##### Provided records #####

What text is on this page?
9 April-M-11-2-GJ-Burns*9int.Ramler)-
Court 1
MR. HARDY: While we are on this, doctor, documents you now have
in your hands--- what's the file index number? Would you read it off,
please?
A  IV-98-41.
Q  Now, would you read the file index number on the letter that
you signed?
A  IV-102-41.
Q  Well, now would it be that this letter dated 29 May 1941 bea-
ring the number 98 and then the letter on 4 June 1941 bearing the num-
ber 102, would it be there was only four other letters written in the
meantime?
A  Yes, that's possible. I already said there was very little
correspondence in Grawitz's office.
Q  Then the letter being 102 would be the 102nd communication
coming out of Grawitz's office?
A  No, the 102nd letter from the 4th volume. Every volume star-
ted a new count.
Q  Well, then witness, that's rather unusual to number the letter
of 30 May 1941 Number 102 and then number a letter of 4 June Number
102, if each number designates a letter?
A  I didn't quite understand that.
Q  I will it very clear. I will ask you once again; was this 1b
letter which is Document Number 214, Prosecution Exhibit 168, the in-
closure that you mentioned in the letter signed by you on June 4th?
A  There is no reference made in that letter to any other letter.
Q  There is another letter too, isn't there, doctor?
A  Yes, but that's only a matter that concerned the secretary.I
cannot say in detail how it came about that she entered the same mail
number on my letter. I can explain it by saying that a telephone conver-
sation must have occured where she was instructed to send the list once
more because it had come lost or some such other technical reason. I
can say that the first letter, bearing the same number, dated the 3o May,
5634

#####
##### Provided records #####

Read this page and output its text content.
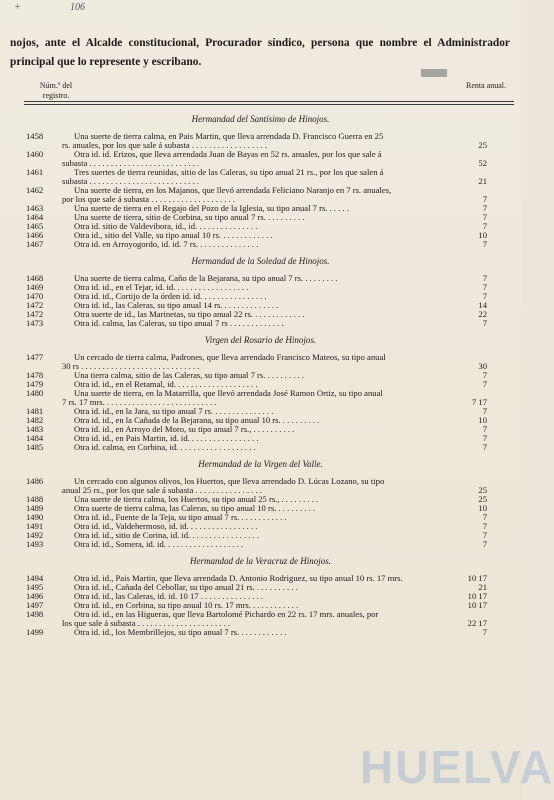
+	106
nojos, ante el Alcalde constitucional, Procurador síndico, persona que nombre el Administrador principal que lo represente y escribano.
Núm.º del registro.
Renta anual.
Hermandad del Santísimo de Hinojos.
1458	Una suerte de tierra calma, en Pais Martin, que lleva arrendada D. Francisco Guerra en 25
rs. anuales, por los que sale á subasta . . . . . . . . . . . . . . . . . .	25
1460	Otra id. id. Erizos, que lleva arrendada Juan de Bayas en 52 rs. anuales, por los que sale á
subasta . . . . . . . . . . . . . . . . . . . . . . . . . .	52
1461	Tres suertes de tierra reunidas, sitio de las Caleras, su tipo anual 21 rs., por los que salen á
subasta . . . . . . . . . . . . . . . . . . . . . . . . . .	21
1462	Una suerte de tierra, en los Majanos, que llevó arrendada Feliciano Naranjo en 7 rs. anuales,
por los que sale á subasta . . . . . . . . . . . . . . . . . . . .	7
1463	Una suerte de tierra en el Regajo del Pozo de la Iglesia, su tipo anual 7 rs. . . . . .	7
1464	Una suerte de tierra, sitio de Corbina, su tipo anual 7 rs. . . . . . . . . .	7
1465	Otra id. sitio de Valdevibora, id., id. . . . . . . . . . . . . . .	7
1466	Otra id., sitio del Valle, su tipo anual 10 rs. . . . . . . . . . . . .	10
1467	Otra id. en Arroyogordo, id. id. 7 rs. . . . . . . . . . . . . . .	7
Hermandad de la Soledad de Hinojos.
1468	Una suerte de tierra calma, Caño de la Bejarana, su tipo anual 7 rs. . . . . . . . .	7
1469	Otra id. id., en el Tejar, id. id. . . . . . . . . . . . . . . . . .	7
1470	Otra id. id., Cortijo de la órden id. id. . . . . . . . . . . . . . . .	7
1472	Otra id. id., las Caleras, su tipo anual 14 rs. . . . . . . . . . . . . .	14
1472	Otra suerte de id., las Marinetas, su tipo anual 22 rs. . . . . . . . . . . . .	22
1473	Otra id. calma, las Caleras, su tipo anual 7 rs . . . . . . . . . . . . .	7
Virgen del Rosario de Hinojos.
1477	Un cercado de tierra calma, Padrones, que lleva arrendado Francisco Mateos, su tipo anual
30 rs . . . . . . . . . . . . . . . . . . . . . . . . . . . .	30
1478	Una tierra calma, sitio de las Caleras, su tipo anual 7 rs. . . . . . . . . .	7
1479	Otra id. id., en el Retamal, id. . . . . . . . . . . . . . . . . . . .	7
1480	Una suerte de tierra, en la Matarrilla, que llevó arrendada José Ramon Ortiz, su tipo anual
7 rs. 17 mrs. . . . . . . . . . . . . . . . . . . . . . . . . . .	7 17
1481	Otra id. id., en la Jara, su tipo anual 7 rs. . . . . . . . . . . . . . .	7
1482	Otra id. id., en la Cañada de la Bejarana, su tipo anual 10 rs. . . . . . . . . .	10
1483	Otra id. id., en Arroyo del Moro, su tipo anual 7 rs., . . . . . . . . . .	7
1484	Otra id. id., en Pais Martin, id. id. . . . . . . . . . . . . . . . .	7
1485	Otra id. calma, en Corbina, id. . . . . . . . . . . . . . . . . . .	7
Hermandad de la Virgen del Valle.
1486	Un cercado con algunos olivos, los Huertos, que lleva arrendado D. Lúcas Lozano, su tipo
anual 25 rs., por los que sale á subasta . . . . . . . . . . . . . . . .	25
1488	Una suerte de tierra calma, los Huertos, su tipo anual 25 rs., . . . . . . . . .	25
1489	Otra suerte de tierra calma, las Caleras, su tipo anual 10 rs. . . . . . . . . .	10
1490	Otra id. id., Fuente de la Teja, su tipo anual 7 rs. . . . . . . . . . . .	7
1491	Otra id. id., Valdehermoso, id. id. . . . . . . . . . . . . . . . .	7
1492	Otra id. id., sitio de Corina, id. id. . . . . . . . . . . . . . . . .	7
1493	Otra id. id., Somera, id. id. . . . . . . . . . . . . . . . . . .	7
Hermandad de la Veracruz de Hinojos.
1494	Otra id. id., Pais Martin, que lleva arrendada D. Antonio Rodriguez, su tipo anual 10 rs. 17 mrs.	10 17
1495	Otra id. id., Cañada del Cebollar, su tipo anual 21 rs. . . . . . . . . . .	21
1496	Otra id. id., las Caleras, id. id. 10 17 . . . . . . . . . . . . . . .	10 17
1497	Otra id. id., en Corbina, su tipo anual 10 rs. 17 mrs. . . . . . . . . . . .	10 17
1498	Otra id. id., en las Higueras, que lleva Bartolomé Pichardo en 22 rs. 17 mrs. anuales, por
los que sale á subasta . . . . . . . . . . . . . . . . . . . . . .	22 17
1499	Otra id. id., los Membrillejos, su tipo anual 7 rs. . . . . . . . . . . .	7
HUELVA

#####

**Your objective**
Show every line of the listing in which the string "Cañada" can be found.

**Full answer**
1482	Otra id. id., en la Cañada de la Bejarana, su tipo anual 10 rs. . . . . . . . . .	10
1495	Otra id. id., Cañada del Cebollar, su tipo anual 21 rs. . . . . . . . . . .	21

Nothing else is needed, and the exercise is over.